Requirements
Reply with only the number of lines that contain the string "Contains".

Provided records
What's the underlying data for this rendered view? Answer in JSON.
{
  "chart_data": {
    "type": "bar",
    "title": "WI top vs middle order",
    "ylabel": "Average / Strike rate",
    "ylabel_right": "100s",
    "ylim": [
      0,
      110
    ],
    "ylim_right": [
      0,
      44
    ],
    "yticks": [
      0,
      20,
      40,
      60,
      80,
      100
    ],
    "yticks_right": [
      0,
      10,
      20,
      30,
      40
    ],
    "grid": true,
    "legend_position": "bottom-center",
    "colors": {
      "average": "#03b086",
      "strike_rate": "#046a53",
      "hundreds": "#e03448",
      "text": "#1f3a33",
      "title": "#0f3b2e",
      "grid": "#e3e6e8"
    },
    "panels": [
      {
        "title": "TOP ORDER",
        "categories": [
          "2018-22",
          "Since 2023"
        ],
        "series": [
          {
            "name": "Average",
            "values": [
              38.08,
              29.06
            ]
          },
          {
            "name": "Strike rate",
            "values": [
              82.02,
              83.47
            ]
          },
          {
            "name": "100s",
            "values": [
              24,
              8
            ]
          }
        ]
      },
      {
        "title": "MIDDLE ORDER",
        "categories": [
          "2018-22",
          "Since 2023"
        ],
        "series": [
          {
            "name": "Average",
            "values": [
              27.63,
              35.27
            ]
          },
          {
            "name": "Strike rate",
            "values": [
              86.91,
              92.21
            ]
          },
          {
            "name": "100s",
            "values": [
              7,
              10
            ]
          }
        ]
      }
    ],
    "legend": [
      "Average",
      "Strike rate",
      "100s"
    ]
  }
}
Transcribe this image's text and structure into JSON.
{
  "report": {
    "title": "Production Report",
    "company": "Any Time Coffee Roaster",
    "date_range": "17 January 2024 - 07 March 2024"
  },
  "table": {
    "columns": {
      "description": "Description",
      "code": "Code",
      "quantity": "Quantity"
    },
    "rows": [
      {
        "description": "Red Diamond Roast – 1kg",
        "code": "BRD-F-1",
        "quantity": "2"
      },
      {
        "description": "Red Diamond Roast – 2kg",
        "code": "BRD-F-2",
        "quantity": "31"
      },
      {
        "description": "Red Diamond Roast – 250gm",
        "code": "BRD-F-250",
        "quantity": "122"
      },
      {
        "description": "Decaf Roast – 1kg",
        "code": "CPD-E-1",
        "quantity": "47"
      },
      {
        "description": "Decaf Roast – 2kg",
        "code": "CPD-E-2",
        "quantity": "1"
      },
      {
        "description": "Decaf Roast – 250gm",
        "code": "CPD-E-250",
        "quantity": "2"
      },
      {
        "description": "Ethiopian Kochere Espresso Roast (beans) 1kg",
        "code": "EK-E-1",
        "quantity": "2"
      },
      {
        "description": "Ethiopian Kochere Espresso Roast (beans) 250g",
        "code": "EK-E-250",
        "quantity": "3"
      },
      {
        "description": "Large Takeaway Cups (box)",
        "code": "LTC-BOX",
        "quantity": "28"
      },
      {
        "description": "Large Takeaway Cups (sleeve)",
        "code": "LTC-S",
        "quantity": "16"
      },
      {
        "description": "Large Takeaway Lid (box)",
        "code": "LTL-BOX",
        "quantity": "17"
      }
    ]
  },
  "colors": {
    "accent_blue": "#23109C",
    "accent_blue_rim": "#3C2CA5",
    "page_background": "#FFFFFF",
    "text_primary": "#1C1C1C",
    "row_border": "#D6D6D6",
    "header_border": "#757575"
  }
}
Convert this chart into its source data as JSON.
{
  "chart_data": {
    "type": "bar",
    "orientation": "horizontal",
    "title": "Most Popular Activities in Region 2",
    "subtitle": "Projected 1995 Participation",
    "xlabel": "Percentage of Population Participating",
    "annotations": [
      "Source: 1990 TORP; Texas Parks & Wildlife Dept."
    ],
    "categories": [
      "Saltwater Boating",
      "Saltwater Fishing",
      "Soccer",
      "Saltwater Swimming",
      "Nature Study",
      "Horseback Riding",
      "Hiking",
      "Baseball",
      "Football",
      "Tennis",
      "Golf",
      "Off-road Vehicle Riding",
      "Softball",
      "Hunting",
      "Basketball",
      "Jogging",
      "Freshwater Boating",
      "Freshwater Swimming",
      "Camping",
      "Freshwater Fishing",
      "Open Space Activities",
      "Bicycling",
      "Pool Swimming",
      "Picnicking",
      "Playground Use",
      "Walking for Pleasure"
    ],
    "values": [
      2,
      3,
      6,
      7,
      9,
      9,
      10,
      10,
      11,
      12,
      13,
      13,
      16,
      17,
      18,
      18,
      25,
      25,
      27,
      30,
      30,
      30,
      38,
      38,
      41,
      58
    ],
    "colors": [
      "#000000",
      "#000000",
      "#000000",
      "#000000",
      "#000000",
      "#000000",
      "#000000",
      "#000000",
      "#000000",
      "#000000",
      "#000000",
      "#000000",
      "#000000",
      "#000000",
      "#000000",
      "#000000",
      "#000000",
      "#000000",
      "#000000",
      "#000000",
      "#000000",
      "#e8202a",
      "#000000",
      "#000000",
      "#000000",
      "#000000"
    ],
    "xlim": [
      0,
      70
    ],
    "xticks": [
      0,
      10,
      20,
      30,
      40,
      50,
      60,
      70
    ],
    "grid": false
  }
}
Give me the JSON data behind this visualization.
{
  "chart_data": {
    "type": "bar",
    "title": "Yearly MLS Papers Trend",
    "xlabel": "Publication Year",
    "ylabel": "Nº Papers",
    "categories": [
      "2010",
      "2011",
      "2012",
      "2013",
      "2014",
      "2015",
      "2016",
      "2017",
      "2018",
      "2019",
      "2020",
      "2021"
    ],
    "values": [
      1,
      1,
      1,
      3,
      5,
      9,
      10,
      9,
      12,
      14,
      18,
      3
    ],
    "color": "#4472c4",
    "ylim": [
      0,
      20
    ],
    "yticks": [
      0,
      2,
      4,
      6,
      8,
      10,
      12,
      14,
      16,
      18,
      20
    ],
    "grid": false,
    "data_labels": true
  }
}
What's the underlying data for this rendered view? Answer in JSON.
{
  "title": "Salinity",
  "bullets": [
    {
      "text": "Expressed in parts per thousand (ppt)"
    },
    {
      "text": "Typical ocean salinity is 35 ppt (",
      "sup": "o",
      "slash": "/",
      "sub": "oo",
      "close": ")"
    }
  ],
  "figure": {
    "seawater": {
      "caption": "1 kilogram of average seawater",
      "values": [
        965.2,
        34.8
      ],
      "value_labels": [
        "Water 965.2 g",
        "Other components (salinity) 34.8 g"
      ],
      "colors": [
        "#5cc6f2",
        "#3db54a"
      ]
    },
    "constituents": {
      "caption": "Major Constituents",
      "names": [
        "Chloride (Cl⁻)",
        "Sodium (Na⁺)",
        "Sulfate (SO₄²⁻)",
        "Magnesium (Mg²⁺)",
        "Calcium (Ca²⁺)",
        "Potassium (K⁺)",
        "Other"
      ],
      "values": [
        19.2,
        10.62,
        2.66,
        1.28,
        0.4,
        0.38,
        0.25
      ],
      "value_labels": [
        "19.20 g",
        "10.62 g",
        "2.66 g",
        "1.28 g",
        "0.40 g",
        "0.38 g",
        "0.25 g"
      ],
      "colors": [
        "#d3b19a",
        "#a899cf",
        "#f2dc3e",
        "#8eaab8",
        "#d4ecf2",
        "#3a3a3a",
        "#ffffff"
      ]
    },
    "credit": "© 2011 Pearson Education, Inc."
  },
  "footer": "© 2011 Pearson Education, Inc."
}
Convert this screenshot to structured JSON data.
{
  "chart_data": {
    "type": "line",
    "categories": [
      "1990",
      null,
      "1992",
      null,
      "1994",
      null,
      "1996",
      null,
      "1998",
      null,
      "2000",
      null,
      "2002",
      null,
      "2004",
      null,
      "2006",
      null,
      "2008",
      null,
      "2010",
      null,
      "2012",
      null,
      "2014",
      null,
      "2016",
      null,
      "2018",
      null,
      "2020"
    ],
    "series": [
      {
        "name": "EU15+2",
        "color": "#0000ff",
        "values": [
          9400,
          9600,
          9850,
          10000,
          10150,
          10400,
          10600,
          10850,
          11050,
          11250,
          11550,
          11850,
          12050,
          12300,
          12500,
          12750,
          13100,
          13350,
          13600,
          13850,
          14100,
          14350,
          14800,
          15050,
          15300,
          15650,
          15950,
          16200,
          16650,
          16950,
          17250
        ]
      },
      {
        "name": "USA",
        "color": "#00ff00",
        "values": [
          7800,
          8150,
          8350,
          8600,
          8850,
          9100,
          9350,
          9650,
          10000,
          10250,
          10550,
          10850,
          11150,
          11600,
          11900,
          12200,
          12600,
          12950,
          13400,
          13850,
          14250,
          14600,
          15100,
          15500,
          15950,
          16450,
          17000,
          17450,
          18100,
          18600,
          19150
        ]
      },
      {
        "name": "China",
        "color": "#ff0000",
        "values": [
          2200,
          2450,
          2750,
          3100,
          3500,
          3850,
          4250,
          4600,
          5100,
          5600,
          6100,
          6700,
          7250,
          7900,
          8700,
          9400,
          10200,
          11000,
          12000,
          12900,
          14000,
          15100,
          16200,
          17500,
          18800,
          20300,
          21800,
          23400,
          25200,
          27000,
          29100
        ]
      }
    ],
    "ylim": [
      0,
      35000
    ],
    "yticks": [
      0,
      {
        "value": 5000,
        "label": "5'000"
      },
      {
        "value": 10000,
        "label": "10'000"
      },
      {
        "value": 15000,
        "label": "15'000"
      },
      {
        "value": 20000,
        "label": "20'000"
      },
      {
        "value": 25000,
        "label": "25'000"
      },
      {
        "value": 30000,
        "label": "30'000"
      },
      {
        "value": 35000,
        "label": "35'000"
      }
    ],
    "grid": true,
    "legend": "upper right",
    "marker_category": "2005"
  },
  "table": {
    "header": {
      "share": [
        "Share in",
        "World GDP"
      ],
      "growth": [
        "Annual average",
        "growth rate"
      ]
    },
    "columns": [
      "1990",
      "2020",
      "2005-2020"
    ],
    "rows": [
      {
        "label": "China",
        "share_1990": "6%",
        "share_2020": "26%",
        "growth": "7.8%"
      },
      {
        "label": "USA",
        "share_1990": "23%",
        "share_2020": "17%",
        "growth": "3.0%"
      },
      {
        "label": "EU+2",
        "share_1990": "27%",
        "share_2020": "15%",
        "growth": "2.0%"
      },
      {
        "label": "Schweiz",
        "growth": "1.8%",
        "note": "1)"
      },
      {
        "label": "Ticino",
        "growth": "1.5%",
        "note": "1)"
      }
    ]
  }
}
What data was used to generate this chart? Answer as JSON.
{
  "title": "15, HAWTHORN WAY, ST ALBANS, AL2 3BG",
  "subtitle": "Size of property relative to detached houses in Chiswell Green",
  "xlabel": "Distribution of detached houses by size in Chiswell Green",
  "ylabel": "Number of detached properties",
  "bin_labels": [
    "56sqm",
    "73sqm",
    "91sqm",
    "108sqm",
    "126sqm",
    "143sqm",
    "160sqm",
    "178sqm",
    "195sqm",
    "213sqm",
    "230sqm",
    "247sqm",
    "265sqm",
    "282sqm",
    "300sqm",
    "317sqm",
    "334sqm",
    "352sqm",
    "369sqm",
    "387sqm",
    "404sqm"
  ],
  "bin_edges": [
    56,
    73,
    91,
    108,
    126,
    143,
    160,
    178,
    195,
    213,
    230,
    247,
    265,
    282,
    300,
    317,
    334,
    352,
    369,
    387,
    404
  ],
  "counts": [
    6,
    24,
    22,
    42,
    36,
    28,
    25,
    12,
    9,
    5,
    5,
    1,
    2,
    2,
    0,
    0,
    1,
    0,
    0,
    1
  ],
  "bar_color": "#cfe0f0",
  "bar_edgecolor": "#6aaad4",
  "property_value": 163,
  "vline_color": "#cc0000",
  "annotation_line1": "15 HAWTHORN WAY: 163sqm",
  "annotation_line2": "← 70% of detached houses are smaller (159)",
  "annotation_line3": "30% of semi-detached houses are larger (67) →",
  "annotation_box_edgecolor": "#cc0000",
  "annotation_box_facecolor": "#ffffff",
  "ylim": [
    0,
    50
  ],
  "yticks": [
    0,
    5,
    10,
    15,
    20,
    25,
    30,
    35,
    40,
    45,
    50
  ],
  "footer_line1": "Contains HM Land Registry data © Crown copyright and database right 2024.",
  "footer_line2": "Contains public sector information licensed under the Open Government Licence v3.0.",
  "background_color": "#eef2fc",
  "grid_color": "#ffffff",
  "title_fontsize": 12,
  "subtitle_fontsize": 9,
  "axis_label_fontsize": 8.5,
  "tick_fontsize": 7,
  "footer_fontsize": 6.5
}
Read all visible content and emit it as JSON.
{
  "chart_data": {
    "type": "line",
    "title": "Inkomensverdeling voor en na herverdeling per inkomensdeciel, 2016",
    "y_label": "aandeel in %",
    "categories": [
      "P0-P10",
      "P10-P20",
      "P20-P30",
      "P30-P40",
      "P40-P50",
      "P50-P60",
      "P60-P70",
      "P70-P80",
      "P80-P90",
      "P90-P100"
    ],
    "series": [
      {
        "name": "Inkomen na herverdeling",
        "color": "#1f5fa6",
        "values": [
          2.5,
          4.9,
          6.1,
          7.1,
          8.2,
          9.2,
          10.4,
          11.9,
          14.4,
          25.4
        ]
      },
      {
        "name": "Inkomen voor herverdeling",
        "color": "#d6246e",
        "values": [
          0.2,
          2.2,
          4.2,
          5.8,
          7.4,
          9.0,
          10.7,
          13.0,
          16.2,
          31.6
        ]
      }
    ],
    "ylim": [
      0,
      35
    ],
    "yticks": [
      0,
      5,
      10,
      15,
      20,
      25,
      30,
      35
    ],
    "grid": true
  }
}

Complete response
2